Given entries »
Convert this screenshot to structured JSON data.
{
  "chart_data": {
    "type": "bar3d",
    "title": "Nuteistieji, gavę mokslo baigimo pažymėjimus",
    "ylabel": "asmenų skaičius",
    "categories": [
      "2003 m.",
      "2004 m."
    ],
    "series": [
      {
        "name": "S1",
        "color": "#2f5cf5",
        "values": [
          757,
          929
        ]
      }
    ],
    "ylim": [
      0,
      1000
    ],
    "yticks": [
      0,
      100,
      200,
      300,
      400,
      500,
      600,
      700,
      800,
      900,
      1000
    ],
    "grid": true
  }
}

Instructions to follow » The data above must be returned in full, exactly as written.

Exercise output »
Convert this screenshot to structured JSON data.
{
  "chart_data": {
    "type": "bar3d",
    "title": "Nuteistieji, gavę mokslo baigimo pažymėjimus",
    "ylabel": "asmenų skaičius",
    "categories": [
      "2003 m.",
      "2004 m."
    ],
    "series": [
      {
        "name": "S1",
        "color": "#2f5cf5",
        "values": [
          757,
          929
        ]
      }
    ],
    "ylim": [
      0,
      1000
    ],
    "yticks": [
      0,
      100,
      200,
      300,
      400,
      500,
      600,
      700,
      800,
      900,
      1000
    ],
    "grid": true
  }
}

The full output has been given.